#### Fragmento de lectura

De modo que la creación del mundo, el plan de salvación, todo esto es para nosotros. Es impor­tante que todos los padres lo; conozcan, a fin de que puedan res­ponder a los deseos de sus hijos, los cuales quedan tan claramente expresados en el poema de Mamie Gene Cole «La súplica del niño»:

«Yo soy el niño.
El mundo entero espera mi venida.
Toda la tierra con interés observa para ver lo que llegaré a ser.
La civilización está en la balanza,
Pues lo que yo sea, el mundo de y mañana será.

«Yo soy el niño.
He venido al mundo del cual nada sé.
No sé porqué vine;
Ni cómo llegué;
Tengo curiosidad; interesado estoy.

Yo soy el niño.
En tu mano mi destino está.
Eres; tú quien principalmente determina
si lograré el éxito o fracasaré.
Dame, te ruego, las cosas que traen la dicha.
Prepárame, te pido, para que sea una bendición al mundo.»

########
#### Datos extraídos

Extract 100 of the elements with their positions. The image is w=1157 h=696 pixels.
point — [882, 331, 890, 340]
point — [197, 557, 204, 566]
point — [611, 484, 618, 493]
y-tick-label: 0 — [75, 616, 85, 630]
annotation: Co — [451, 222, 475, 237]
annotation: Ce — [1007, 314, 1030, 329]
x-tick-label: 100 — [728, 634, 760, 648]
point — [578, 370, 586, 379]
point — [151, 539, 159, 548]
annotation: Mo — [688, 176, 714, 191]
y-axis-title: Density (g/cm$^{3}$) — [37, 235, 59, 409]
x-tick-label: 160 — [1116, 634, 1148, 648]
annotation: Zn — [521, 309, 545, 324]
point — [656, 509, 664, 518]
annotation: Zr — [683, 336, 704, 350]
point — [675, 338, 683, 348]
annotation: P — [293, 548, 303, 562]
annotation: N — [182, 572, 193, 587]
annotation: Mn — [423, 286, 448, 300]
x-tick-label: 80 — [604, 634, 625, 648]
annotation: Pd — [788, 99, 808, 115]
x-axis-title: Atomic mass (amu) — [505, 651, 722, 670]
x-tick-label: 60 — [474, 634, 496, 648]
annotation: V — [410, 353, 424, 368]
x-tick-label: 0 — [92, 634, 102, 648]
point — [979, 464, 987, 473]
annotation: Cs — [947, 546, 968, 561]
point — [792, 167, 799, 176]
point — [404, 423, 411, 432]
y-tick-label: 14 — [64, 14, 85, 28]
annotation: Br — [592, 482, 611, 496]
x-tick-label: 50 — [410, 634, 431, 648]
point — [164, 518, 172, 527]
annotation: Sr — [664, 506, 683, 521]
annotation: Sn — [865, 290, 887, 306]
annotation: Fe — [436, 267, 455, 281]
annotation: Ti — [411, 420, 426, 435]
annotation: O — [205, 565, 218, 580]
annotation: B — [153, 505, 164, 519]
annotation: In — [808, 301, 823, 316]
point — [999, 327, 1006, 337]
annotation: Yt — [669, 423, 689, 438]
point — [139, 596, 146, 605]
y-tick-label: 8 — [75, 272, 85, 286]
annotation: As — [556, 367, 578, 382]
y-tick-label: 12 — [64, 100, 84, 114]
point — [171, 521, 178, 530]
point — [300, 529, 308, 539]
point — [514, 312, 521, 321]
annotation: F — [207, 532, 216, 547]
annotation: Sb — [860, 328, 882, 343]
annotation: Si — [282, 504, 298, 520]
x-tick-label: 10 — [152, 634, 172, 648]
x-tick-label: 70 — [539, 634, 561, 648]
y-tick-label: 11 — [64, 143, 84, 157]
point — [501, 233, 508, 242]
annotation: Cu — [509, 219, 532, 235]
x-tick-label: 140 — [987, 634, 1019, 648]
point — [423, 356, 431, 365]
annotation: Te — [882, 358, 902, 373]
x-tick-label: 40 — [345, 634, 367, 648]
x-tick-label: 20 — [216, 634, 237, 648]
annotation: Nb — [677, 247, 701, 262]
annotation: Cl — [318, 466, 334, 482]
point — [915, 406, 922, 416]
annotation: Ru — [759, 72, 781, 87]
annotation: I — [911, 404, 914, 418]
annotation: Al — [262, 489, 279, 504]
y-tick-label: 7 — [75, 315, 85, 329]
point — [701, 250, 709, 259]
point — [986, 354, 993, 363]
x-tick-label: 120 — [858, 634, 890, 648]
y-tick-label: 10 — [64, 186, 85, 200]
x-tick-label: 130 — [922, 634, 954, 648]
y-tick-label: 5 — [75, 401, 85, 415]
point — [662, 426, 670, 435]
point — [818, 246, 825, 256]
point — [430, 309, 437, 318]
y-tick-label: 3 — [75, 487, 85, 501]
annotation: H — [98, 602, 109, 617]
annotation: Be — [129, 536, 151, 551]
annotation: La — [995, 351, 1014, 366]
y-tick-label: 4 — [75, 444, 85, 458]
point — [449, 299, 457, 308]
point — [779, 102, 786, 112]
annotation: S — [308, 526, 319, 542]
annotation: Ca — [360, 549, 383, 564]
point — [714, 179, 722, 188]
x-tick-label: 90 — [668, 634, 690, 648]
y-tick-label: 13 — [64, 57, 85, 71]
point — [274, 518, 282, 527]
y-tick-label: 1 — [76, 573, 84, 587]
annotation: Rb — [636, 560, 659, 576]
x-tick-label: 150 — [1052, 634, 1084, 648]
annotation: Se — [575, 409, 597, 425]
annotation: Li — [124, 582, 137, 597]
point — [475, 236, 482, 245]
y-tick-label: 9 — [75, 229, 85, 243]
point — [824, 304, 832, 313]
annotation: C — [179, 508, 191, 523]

########

• Ejercicios:
A) Traduce al inglés esta oración del fragmento de lectura: «He venido al mundo del cual nada sé.»
B) Según el fragmento de lectura, ¿de quién es el poema «La súplica del niño»?
C) Prosigue el fragmento sobre la súplica del niño a partir de su última línea.

• Respuestas:
A) I have come into the world of which I know nothing.

B) De Mamie Gene Cole.

C)
Qué gran responsabilidad para los padres, responder a la súplica de su hijo: «Dame, te ruego, las co­sas que traen la dicha.» Lo primero que acude a nuestra mente es que no podemos dar aquello que no tenemos. ¿Tenemos, como padres, las cosas que traen la dicha, la base de la cual es la comprensión del plan de Dios, como le fue reve­lado a Moisés? ¿Tratamos de vivir nuestra vida de acuerdo con ese plan?

¿Os consideráis personas fe­lices? En una ocasión, un j oven hizo una lista de todas las cosas que pensó le darían felicidad en la vida; incluía cosas tales como la riqueza, la fama, el honor, el éxito y el amor. Era una lista bastante larga, y pensó que había incluido todo en ella; pero al mostrársela orgullosamente a un amigo ancia­no, éste le dijo: «Has omitido lo más importante de todo: una conciencia tranquila.» El joven con­fesó que en ese momento, no ha­bía podido comprender cuanta razón tenía su amigo.

El presidente David O. McKay declaró que una conciencia tran­quila es la primera condición de la felicidad. Dijo: «Es una cosa glorio­sa cuando uno puede acostarse por la noche teniendo una con­ciencia tranquila al haber procurado no ofender ni herir a nadie . . . Estas y otras innumerables vir­tudes y condiciones se encuen­tran incluidas en el evangelio de Jesucristo.» (Man May Know for Hitnself, página 458).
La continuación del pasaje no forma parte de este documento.